[Extracted records]
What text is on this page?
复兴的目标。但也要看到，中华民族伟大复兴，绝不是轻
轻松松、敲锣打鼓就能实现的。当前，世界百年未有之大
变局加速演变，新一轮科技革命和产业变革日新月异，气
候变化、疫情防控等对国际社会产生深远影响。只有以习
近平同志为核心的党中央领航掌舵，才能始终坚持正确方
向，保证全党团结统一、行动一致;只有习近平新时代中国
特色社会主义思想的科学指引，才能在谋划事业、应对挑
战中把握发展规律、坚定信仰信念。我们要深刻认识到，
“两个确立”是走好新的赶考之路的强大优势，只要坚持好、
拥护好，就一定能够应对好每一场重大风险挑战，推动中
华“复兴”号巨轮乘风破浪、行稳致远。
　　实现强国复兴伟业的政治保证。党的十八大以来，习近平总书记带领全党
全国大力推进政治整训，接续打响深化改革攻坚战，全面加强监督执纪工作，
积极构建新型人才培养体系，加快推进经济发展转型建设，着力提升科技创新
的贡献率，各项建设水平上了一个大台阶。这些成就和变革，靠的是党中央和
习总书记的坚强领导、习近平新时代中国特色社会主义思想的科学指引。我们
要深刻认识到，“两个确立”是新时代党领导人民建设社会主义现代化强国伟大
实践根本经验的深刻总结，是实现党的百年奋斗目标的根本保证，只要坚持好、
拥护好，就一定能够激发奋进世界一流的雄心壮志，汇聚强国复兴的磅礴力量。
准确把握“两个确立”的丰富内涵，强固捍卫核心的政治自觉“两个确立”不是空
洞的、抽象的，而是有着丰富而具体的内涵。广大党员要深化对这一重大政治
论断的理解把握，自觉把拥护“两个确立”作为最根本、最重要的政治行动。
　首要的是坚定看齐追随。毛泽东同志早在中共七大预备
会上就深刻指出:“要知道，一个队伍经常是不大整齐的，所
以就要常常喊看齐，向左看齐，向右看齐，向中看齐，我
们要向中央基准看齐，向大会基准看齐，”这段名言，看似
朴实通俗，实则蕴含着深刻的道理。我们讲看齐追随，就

Do this —
Return the entries above exactly, each one complete.

Solution below —
What text is on this page?
复兴的目标。但也要看到，中华民族伟大复兴，绝不是轻
轻松松、敲锣打鼓就能实现的。当前，世界百年未有之大
变局加速演变，新一轮科技革命和产业变革日新月异，气
候变化、疫情防控等对国际社会产生深远影响。只有以习
近平同志为核心的党中央领航掌舵，才能始终坚持正确方
向，保证全党团结统一、行动一致;只有习近平新时代中国
特色社会主义思想的科学指引，才能在谋划事业、应对挑
战中把握发展规律、坚定信仰信念。我们要深刻认识到，
“两个确立”是走好新的赶考之路的强大优势，只要坚持好、
拥护好，就一定能够应对好每一场重大风险挑战，推动中
华“复兴”号巨轮乘风破浪、行稳致远。
　　实现强国复兴伟业的政治保证。党的十八大以来，习近平总书记带领全党
全国大力推进政治整训，接续打响深化改革攻坚战，全面加强监督执纪工作，
积极构建新型人才培养体系，加快推进经济发展转型建设，着力提升科技创新
的贡献率，各项建设水平上了一个大台阶。这些成就和变革，靠的是党中央和
习总书记的坚强领导、习近平新时代中国特色社会主义思想的科学指引。我们
要深刻认识到，“两个确立”是新时代党领导人民建设社会主义现代化强国伟大
实践根本经验的深刻总结，是实现党的百年奋斗目标的根本保证，只要坚持好、
拥护好，就一定能够激发奋进世界一流的雄心壮志，汇聚强国复兴的磅礴力量。
准确把握“两个确立”的丰富内涵，强固捍卫核心的政治自觉“两个确立”不是空
洞的、抽象的，而是有着丰富而具体的内涵。广大党员要深化对这一重大政治
论断的理解把握，自觉把拥护“两个确立”作为最根本、最重要的政治行动。
　首要的是坚定看齐追随。毛泽东同志早在中共七大预备
会上就深刻指出:“要知道，一个队伍经常是不大整齐的，所
以就要常常喊看齐，向左看齐，向右看齐，向中看齐，我
们要向中央基准看齐，向大会基准看齐，”这段名言，看似
朴实通俗，实则蕴含着深刻的道理。我们讲看齐追随，就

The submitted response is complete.